TEXT TO READ
— start —
On Thursday 25th May 2023, Pat Sawers (Lord Lieutenant of Angus), Brian Boyd, Provost of Angus and Councillor David Cheape planted the 1000th sapling into the ground on The Carnoustie Buddon Course. In attendance was Michael Wells (Chief Executive of Carnoustie Golf Links), Craig Boath (Head of Sustainability at Carnoustie Golf Links), Simon Inger and Steven Reid (Seagreen) and local children from Carlogie and Burnside schools.
In 2018 Carnoustie Golf Links began working with Seagreen, a joint venture project between SSE Renewables and TotalEnergies, on a development that will provide Scotland, and the wider UK, with critical green infrastructure and will become Scotland’s largest and the world’s deepest offshore wind farm, helping to meet Scotland’s net-zero targets and tackle climate change. Part of this project required Carnoustie to fell or transplant 200 trees from the route along the new cables. In agreement with Angus Council, Carnoustie Golf Links were required to re-plant one tree for every tree that was felled. The Links then went one step further, not only committing to replacing all trees felled, but to plant a total of 1000 new trees across the courses.
Craig Boath, Head of Sustainability at Carnoustie Golf Links said: “We are dedicated to contributing to the natural environment of our courses. With an abundance of wildlife calling the Links ‘home’, we want to make sure that we both protect what we already have and enhance the eco-system for the future. Although there were a few delays on the way, the Seagreen Project felt a very natural opportunity to combine with and deliver our own planting project.”
The new trees at the Links will offset approx. 1,610 tonnes of carbon over their lifetime of roughly 40 years, helping the Links on their way to achieving their ambition of becoming a Carbon Net-Zero organisation.
Michael Wells, Chief Executive of Carnoustie Golf Links said: “Carnoustie Golf Links is dedicated to doing the right thing for our local community and the natural habitats that surround us. We took a big step this year in appointing the brand-new role of Head of Sustainability, a position focused on ensuring that we are doing all that we can to protect and enhance our environment. This tree planting project is one that the whole team have got behind, with many of our staff helping in the planting efforts and leaving a small but significant legacy on the Links.”
— end —
PROVIDED DATA
— start —
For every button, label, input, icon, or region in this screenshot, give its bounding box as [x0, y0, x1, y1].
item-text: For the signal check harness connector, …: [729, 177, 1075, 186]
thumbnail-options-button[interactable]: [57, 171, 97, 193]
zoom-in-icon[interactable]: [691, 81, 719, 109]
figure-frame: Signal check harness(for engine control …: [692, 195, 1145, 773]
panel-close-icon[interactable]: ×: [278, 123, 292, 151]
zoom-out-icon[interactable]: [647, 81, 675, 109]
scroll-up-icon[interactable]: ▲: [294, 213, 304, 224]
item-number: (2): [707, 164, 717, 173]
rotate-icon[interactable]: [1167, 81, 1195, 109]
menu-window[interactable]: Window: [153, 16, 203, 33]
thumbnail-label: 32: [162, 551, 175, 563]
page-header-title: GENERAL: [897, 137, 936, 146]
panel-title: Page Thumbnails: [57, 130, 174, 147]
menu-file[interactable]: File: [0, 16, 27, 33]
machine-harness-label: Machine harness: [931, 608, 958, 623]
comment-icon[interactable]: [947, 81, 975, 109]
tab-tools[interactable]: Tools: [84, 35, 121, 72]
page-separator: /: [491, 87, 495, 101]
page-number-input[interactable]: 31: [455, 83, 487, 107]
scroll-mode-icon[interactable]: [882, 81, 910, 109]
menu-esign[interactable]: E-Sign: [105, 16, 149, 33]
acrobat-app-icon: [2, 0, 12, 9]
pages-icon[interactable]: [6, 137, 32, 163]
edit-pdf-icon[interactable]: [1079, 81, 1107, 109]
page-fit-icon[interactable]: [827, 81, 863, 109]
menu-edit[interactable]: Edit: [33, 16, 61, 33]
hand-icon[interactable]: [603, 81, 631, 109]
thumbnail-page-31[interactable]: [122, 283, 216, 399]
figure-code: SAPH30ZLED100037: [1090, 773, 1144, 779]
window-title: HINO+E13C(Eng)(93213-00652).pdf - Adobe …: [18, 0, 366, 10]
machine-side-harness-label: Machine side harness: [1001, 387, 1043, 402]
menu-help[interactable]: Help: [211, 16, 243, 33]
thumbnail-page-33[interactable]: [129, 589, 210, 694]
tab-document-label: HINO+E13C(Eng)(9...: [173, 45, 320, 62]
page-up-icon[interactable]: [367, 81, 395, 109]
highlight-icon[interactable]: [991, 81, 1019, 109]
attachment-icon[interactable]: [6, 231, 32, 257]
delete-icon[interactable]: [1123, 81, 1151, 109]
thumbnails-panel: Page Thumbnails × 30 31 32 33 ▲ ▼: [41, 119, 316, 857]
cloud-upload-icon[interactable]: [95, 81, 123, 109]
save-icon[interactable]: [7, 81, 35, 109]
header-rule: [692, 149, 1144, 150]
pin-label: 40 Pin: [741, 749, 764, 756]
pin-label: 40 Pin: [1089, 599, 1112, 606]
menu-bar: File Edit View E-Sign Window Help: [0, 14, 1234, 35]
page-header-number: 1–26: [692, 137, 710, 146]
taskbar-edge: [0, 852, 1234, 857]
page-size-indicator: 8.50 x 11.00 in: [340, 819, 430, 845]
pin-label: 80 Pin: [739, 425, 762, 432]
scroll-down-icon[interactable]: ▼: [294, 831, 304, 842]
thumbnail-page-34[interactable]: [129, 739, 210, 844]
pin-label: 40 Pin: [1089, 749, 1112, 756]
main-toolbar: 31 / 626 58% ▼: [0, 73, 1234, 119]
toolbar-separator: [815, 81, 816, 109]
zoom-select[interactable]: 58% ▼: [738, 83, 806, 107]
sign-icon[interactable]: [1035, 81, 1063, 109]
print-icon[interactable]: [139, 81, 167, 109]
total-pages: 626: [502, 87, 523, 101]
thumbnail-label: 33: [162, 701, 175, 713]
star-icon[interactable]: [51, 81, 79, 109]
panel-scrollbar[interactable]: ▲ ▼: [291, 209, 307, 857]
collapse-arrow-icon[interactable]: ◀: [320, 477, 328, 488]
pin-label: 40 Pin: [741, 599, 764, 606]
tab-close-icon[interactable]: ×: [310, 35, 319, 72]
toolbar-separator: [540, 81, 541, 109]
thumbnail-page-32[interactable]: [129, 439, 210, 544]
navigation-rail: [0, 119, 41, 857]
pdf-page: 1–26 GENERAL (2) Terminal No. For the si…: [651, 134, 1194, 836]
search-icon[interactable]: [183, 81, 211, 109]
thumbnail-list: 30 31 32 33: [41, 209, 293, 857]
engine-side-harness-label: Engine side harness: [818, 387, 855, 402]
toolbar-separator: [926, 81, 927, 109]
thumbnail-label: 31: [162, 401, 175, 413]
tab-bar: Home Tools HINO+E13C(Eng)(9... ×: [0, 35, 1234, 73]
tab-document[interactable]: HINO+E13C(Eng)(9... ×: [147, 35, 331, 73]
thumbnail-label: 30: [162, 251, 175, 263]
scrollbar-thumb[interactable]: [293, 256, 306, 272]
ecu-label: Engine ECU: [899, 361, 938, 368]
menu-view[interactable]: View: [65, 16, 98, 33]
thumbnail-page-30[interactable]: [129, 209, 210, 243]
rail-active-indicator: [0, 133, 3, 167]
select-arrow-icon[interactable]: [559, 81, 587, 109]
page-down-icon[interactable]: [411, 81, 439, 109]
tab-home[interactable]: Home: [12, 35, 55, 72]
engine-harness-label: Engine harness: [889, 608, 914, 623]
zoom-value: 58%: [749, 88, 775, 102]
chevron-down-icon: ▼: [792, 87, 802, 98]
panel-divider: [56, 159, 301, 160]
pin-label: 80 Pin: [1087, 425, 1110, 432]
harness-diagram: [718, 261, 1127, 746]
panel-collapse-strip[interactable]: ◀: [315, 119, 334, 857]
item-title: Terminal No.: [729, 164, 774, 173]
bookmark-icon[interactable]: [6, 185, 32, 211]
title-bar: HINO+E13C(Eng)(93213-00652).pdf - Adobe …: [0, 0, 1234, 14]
— end —
WRITTEN TASK A
According to the article on tree planting at Carnoustie Golf Links, how many trees did Carnoustie have to fell or transplant along the route of the new cables?
WRITTEN TASK B
Reproduce the article on tree planting at Carnoustie Golf Links, starting with "On Thursday 25th" and going on through "and Burnside schools.", but change "sapling" to "tree".
WRITTEN TASK C
Carry on the article on tree planting at Carnoustie Golf Links from the point at which it stops.

FINAL ANSWER A
200 trees

FINAL ANSWER B
On Thursday 25th May 2023, Pat Sawers (Lord Lieutenant of Angus), Brian Boyd, Provost of Angus and Councillor David Cheape planted the 1000th tree into the ground on The Carnoustie Buddon Course. In attendance was Michael Wells (Chief Executive of Carnoustie Golf Links), Craig Boath (Head of Sustainability at Carnoustie Golf Links), Simon Inger and Steven Reid (Seagreen) and local children from Carlogie and Burnside schools.

FINAL ANSWER C
Seagreen’s Onshore Project Manager, Steven Reid said: “We have formed a good partnership with Carnoustie Golf Links as we have tried to minimise the impact and disturbance felt during the construction works of Scotland’s largest offshore wind farm, Seagreen. We’re pleased to have helped contribute to the number of trees being planted across the course at Carnoustie and to the overall ecology of the Golf Links as part of our project works.”
Carnoustie once again aims to lead the way, this time in the sustainability aspect of the business. The new Head of Sustainability role is a first for Carnoustie, and a rare position within the sport of golf.
Pat Sawers, Lord Lieutenant of Angus and past Chairman of CGLMC Ltd said: “As a current Season Ticket Holder at Carnoustie Golf Links, it’s wonderful to know that the team at the Links are taking the sustainability and ecology of the golf courses seriously. If we want our courses to flourish well into the future, we know that they need to be looked after, and should work harmoniously within the eco-system. It is a great honour to be involved in planting the 1000th tree in this admirable project.”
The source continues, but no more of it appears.